Stored items:
^^^^^^^^^^^^^^^^

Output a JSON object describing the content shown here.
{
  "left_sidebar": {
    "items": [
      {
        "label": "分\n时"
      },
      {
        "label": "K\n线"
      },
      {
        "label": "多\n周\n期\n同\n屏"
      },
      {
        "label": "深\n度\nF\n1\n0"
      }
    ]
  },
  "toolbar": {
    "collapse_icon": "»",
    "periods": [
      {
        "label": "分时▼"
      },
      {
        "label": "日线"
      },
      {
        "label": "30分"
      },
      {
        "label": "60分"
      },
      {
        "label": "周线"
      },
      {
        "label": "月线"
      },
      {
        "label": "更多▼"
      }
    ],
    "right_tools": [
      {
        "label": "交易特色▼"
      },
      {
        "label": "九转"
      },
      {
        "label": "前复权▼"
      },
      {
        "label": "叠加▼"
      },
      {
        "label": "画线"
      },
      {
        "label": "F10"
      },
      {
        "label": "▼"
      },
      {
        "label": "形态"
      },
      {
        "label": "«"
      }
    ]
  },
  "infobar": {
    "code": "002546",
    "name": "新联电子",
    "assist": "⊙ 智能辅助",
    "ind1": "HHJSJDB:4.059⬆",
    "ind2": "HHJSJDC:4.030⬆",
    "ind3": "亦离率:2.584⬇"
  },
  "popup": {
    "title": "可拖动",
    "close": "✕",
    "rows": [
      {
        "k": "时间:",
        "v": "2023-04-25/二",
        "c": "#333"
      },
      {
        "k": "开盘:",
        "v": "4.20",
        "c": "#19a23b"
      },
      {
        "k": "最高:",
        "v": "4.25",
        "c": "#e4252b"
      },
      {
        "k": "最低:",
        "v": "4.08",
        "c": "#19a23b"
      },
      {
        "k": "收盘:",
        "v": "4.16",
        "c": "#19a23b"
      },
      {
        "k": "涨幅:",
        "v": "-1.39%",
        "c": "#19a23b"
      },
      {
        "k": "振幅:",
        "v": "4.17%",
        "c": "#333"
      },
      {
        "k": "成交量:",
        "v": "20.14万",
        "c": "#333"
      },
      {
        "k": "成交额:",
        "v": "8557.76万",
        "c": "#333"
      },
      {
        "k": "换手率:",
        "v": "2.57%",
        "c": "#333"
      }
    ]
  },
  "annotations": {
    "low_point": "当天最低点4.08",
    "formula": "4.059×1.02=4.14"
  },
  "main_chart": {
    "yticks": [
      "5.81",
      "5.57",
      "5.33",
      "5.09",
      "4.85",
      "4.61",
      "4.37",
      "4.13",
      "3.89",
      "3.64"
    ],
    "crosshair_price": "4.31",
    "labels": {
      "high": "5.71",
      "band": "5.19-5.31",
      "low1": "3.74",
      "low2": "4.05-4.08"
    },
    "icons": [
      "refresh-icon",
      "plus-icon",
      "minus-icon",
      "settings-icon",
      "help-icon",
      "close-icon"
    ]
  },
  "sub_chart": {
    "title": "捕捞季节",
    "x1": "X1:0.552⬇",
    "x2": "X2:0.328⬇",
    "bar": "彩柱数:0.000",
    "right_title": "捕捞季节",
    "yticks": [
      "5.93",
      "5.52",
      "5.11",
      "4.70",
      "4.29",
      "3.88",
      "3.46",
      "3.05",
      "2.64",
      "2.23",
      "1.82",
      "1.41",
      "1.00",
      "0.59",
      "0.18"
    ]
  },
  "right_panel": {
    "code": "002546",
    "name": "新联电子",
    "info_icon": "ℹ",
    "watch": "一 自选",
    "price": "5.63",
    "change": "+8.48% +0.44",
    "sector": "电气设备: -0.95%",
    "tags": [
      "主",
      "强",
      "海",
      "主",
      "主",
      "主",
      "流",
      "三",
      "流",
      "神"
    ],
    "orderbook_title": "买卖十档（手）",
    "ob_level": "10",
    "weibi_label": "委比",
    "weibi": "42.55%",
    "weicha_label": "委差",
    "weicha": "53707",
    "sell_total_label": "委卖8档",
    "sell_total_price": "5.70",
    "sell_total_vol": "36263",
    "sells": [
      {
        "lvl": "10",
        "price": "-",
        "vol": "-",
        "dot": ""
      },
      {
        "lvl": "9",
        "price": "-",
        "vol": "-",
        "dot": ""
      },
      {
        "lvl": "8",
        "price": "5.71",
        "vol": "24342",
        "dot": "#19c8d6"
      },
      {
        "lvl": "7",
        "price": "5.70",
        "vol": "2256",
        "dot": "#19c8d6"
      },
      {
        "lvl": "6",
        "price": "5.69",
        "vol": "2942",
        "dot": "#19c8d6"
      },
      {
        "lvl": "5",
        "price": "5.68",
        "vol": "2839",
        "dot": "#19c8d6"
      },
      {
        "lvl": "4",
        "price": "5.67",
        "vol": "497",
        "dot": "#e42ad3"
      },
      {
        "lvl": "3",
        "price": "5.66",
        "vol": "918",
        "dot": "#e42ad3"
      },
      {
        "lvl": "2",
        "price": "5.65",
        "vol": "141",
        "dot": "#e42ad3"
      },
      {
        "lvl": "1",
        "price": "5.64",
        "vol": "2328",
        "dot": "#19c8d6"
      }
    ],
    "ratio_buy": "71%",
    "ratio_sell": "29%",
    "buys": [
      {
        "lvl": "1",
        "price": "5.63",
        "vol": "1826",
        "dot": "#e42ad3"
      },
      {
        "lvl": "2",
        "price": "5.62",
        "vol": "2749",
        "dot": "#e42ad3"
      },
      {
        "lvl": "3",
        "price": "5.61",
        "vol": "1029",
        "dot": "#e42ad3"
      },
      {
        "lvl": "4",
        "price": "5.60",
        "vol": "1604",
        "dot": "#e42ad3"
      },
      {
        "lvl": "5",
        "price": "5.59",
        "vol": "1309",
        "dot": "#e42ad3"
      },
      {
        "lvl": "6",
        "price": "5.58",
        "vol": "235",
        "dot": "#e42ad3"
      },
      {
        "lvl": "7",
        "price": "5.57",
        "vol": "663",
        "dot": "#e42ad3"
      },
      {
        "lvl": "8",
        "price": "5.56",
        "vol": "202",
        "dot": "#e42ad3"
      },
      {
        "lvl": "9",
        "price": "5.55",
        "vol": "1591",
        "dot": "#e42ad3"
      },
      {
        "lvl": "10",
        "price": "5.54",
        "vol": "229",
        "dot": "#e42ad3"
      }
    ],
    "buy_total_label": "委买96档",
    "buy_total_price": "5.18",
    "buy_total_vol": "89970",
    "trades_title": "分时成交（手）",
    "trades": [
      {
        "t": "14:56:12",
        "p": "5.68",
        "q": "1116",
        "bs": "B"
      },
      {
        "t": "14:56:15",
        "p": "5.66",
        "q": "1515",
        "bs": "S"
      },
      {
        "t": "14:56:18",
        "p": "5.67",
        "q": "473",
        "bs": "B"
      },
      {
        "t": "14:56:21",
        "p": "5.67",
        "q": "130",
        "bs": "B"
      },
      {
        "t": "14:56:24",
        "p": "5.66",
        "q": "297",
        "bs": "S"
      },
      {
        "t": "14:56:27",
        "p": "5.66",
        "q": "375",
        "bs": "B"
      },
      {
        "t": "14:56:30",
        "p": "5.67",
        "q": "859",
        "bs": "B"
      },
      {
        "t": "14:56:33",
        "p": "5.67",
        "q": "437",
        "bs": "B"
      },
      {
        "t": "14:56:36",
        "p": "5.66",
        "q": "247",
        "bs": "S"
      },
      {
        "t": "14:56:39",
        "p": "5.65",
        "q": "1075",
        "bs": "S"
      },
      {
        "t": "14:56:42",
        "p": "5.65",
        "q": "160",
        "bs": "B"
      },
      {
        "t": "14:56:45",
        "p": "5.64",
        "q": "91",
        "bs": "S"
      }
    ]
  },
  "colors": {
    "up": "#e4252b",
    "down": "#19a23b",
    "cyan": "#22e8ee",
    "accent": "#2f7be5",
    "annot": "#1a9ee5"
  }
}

^^^^^^^^^^^^^^^^

Extract each record, keeping it identical to the original.

Output a JSON object describing the content shown here.
{
  "left_sidebar": {
    "items": [
      {
        "label": "分\n时"
      },
      {
        "label": "K\n线"
      },
      {
        "label": "多\n周\n期\n同\n屏"
      },
      {
        "label": "深\n度\nF\n1\n0"
      }
    ]
  },
  "toolbar": {
    "collapse_icon": "»",
    "periods": [
      {
        "label": "分时▼"
      },
      {
        "label": "日线"
      },
      {
        "label": "30分"
      },
      {
        "label": "60分"
      },
      {
        "label": "周线"
      },
      {
        "label": "月线"
      },
      {
        "label": "更多▼"
      }
    ],
    "right_tools": [
      {
        "label": "交易特色▼"
      },
      {
        "label": "九转"
      },
      {
        "label": "前复权▼"
      },
      {
        "label": "叠加▼"
      },
      {
        "label": "画线"
      },
      {
        "label": "F10"
      },
      {
        "label": "▼"
      },
      {
        "label": "形态"
      },
      {
        "label": "«"
      }
    ]
  },
  "infobar": {
    "code": "002546",
    "name": "新联电子",
    "assist": "⊙ 智能辅助",
    "ind1": "HHJSJDB:4.059⬆",
    "ind2": "HHJSJDC:4.030⬆",
    "ind3": "亦离率:2.584⬇"
  },
  "popup": {
    "title": "可拖动",
    "close": "✕",
    "rows": [
      {
        "k": "时间:",
        "v": "2023-04-25/二",
        "c": "#333"
      },
      {
        "k": "开盘:",
        "v": "4.20",
        "c": "#19a23b"
      },
      {
        "k": "最高:",
        "v": "4.25",
        "c": "#e4252b"
      },
      {
        "k": "最低:",
        "v": "4.08",
        "c": "#19a23b"
      },
      {
        "k": "收盘:",
        "v": "4.16",
        "c": "#19a23b"
      },
      {
        "k": "涨幅:",
        "v": "-1.39%",
        "c": "#19a23b"
      },
      {
        "k": "振幅:",
        "v": "4.17%",
        "c": "#333"
      },
      {
        "k": "成交量:",
        "v": "20.14万",
        "c": "#333"
      },
      {
        "k": "成交额:",
        "v": "8557.76万",
        "c": "#333"
      },
      {
        "k": "换手率:",
        "v": "2.57%",
        "c": "#333"
      }
    ]
  },
  "annotations": {
    "low_point": "当天最低点4.08",
    "formula": "4.059×1.02=4.14"
  },
  "main_chart": {
    "yticks": [
      "5.81",
      "5.57",
      "5.33",
      "5.09",
      "4.85",
      "4.61",
      "4.37",
      "4.13",
      "3.89",
      "3.64"
    ],
    "crosshair_price": "4.31",
    "labels": {
      "high": "5.71",
      "band": "5.19-5.31",
      "low1": "3.74",
      "low2": "4.05-4.08"
    },
    "icons": [
      "refresh-icon",
      "plus-icon",
      "minus-icon",
      "settings-icon",
      "help-icon",
      "close-icon"
    ]
  },
  "sub_chart": {
    "title": "捕捞季节",
    "x1": "X1:0.552⬇",
    "x2": "X2:0.328⬇",
    "bar": "彩柱数:0.000",
    "right_title": "捕捞季节",
    "yticks": [
      "5.93",
      "5.52",
      "5.11",
      "4.70",
      "4.29",
      "3.88",
      "3.46",
      "3.05",
      "2.64",
      "2.23",
      "1.82",
      "1.41",
      "1.00",
      "0.59",
      "0.18"
    ]
  },
  "right_panel": {
    "code": "002546",
    "name": "新联电子",
    "info_icon": "ℹ",
    "watch": "一 自选",
    "price": "5.63",
    "change": "+8.48% +0.44",
    "sector": "电气设备: -0.95%",
    "tags": [
      "主",
      "强",
      "海",
      "主",
      "主",
      "主",
      "流",
      "三",
      "流",
      "神"
    ],
    "orderbook_title": "买卖十档（手）",
    "ob_level": "10",
    "weibi_label": "委比",
    "weibi": "42.55%",
    "weicha_label": "委差",
    "weicha": "53707",
    "sell_total_label": "委卖8档",
    "sell_total_price": "5.70",
    "sell_total_vol": "36263",
    "sells": [
      {
        "lvl": "10",
        "price": "-",
        "vol": "-",
        "dot": ""
      },
      {
        "lvl": "9",
        "price": "-",
        "vol": "-",
        "dot": ""
      },
      {
        "lvl": "8",
        "price": "5.71",
        "vol": "24342",
        "dot": "#19c8d6"
      },
      {
        "lvl": "7",
        "price": "5.70",
        "vol": "2256",
        "dot": "#19c8d6"
      },
      {
        "lvl": "6",
        "price": "5.69",
        "vol": "2942",
        "dot": "#19c8d6"
      },
      {
        "lvl": "5",
        "price": "5.68",
        "vol": "2839",
        "dot": "#19c8d6"
      },
      {
        "lvl": "4",
        "price": "5.67",
        "vol": "497",
        "dot": "#e42ad3"
      },
      {
        "lvl": "3",
        "price": "5.66",
        "vol": "918",
        "dot": "#e42ad3"
      },
      {
        "lvl": "2",
        "price": "5.65",
        "vol": "141",
        "dot": "#e42ad3"
      },
      {
        "lvl": "1",
        "price": "5.64",
        "vol": "2328",
        "dot": "#19c8d6"
      }
    ],
    "ratio_buy": "71%",
    "ratio_sell": "29%",
    "buys": [
      {
        "lvl": "1",
        "price": "5.63",
        "vol": "1826",
        "dot": "#e42ad3"
      },
      {
        "lvl": "2",
        "price": "5.62",
        "vol": "2749",
        "dot": "#e42ad3"
      },
      {
        "lvl": "3",
        "price": "5.61",
        "vol": "1029",
        "dot": "#e42ad3"
      },
      {
        "lvl": "4",
        "price": "5.60",
        "vol": "1604",
        "dot": "#e42ad3"
      },
      {
        "lvl": "5",
        "price": "5.59",
        "vol": "1309",
        "dot": "#e42ad3"
      },
      {
        "lvl": "6",
        "price": "5.58",
        "vol": "235",
        "dot": "#e42ad3"
      },
      {
        "lvl": "7",
        "price": "5.57",
        "vol": "663",
        "dot": "#e42ad3"
      },
      {
        "lvl": "8",
        "price": "5.56",
        "vol": "202",
        "dot": "#e42ad3"
      },
      {
        "lvl": "9",
        "price": "5.55",
        "vol": "1591",
        "dot": "#e42ad3"
      },
      {
        "lvl": "10",
        "price": "5.54",
        "vol": "229",
        "dot": "#e42ad3"
      }
    ],
    "buy_total_label": "委买96档",
    "buy_total_price": "5.18",
    "buy_total_vol": "89970",
    "trades_title": "分时成交（手）",
    "trades": [
      {
        "t": "14:56:12",
        "p": "5.68",
        "q": "1116",
        "bs": "B"
      },
      {
        "t": "14:56:15",
        "p": "5.66",
        "q": "1515",
        "bs": "S"
      },
      {
        "t": "14:56:18",
        "p": "5.67",
        "q": "473",
        "bs": "B"
      },
      {
        "t": "14:56:21",
        "p": "5.67",
        "q": "130",
        "bs": "B"
      },
      {
        "t": "14:56:24",
        "p": "5.66",
        "q": "297",
        "bs": "S"
      },
      {
        "t": "14:56:27",
        "p": "5.66",
        "q": "375",
        "bs": "B"
      },
      {
        "t": "14:56:30",
        "p": "5.67",
        "q": "859",
        "bs": "B"
      },
      {
        "t": "14:56:33",
        "p": "5.67",
        "q": "437",
        "bs": "B"
      },
      {
        "t": "14:56:36",
        "p": "5.66",
        "q": "247",
        "bs": "S"
      },
      {
        "t": "14:56:39",
        "p": "5.65",
        "q": "1075",
        "bs": "S"
      },
      {
        "t": "14:56:42",
        "p": "5.65",
        "q": "160",
        "bs": "B"
      },
      {
        "t": "14:56:45",
        "p": "5.64",
        "q": "91",
        "bs": "S"
      }
    ]
  },
  "colors": {
    "up": "#e4252b",
    "down": "#19a23b",
    "cyan": "#22e8ee",
    "accent": "#2f7be5",
    "annot": "#1a9ee5"
  }
}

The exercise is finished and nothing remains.